• **Exercise details**
In the material below, list every line carrying the string "AEFI".

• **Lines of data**
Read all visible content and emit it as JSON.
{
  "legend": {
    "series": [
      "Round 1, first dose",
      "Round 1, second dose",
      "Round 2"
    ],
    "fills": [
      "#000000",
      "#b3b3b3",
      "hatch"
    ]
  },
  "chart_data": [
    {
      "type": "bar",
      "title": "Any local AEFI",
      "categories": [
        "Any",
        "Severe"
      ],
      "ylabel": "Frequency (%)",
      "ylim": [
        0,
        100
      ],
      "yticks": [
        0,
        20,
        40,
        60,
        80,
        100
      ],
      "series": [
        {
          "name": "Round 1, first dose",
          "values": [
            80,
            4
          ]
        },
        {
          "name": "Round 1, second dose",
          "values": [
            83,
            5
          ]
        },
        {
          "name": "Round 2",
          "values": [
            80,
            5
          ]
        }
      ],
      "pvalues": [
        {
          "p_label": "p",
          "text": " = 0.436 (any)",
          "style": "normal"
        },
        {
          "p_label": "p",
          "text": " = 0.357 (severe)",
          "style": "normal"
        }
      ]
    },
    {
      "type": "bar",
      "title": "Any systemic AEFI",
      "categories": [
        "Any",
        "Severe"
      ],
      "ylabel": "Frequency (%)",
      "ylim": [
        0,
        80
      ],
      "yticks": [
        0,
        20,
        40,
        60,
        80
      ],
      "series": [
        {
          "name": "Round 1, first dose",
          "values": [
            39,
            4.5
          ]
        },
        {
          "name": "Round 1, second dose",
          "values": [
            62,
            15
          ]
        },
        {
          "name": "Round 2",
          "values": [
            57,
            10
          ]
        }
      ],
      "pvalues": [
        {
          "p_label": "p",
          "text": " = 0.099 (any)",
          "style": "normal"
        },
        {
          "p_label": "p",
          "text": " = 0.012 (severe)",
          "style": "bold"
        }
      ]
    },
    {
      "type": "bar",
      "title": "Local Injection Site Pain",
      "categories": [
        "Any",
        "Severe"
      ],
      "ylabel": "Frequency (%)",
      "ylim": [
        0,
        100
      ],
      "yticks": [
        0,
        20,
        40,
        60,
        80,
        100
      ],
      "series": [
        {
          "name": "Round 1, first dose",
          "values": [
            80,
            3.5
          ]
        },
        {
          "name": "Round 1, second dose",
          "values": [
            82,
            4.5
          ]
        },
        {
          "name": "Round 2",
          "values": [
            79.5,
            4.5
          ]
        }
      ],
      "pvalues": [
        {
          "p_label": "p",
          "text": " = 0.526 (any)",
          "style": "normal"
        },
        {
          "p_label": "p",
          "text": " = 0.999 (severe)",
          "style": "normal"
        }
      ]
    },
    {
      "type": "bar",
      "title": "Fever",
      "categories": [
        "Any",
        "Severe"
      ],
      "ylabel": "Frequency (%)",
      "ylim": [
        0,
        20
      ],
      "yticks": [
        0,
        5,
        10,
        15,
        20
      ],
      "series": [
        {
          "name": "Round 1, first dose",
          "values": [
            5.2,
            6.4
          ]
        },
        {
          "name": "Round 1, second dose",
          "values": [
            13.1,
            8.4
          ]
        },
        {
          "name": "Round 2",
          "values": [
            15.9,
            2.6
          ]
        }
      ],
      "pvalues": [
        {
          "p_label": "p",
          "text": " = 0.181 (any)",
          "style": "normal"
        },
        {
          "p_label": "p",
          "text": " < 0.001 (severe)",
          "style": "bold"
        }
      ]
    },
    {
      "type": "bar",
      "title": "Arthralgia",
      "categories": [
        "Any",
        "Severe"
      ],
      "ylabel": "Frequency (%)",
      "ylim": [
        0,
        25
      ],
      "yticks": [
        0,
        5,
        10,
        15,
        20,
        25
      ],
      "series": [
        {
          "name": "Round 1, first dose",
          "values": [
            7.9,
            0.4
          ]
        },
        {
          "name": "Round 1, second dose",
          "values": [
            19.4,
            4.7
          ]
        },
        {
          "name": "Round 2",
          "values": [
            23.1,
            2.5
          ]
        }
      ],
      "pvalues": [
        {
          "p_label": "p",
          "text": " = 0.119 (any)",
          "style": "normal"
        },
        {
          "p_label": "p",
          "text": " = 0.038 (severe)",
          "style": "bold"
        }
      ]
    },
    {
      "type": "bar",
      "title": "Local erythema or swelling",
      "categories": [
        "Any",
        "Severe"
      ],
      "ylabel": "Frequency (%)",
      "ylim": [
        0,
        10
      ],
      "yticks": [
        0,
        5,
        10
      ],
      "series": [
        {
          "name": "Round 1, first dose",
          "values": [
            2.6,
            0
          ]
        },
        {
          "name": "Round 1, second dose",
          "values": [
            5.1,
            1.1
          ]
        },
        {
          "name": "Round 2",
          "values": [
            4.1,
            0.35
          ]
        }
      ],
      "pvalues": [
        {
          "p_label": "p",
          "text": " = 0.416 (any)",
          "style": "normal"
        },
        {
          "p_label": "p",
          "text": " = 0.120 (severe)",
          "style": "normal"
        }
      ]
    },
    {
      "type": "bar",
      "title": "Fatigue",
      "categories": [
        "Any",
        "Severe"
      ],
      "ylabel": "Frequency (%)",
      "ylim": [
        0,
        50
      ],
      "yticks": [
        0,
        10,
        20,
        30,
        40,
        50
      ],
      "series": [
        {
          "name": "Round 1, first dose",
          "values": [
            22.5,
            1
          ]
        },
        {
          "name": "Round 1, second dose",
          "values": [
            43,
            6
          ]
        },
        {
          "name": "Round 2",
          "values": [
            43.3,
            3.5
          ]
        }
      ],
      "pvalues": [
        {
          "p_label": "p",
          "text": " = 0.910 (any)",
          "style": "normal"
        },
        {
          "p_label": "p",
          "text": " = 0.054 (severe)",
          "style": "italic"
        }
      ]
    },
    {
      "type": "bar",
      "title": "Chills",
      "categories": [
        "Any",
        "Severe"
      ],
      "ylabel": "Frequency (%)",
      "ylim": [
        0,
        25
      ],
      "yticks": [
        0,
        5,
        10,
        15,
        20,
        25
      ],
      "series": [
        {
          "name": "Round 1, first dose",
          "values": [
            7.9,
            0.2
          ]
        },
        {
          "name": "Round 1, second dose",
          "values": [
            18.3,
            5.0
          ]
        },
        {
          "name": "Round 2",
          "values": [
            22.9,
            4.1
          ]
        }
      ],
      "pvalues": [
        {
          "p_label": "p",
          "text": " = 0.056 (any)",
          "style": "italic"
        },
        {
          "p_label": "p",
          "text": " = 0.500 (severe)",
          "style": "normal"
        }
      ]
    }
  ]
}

• **Result of this task**
      "title": "Any local AEFI",
      "title": "Any systemic AEFI",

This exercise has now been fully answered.